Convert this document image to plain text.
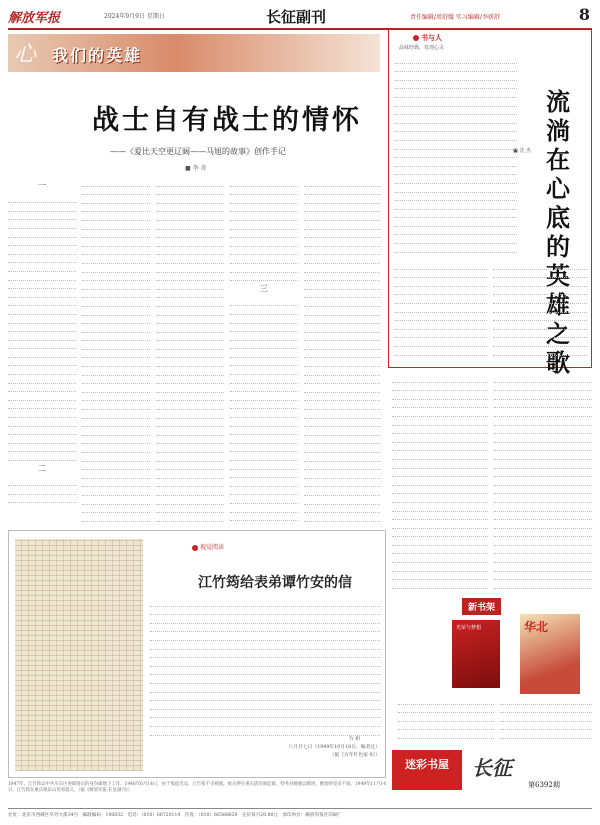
解放军报	2024年9月9日 星期日	长征副刊	责任编辑/周舒媛 实习编辑/李妍舒	8
心 我们的英雄
战士自有战士的情怀
——《爱比天空更辽阔——马旭的故事》创作手记
■ 李 奇
一
二
三
书与人
品味经典，发现心灵
流淌在心底的英雄之歌
■ 沈 杰
视觉阅读
江竹筠给表弟谭竹安的信
竹 姐
八月廿七日（1949年10月18日，编者注）
（据《百年红色家书》）
1947年，江竹筠以中共川东区委联络员的身份做地下工作。1948年6月14日，由于叛徒出卖，江竹筠不幸被捕，被关押在重庆渣滓洞监狱。特务对她施以酷刑，她始终坚贞不屈。1949年11月14日，江竹筠在重庆歌乐山英勇就义。（据《解放军报·长征副刊》）
新书架
光荣与梦想	华北
迷彩书屋	长征
第6392期
社址：北京市西城区阜外大街34号 邮政编码：100832 电话：（010）66720114 传真：（010）66588630 定价每月20.80元 承印单位：解放军报社印刷厂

-=-=-

◆ **Task objective**
Write out every record above exactly as it stands, but leave out the pictures.

◆ **Correct answer**
Convert this document image to plain text.
解放军报	2024年9月9日 星期日	长征副刊	责任编辑/周舒媛 实习编辑/李妍舒	8
心 我们的英雄
战士自有战士的情怀
——《爱比天空更辽阔——马旭的故事》创作手记
■ 李 奇
一
二
三
书与人
品味经典，发现心灵
流淌在心底的英雄之歌
■ 沈 杰
视觉阅读
江竹筠给表弟谭竹安的信
竹 姐
八月廿七日（1949年10月18日，编者注）
（据《百年红色家书》）
1947年，江竹筠以中共川东区委联络员的身份做地下工作。1948年6月14日，由于叛徒出卖，江竹筠不幸被捕，被关押在重庆渣滓洞监狱。特务对她施以酷刑，她始终坚贞不屈。1949年11月14日，江竹筠在重庆歌乐山英勇就义。（据《解放军报·长征副刊》）
新书架
光荣与梦想	华北
迷彩书屋	长征
第6392期
社址：北京市西城区阜外大街34号 邮政编码：100832 电话：（010）66720114 传真：（010）66588630 定价每月20.80元 承印单位：解放军报社印刷厂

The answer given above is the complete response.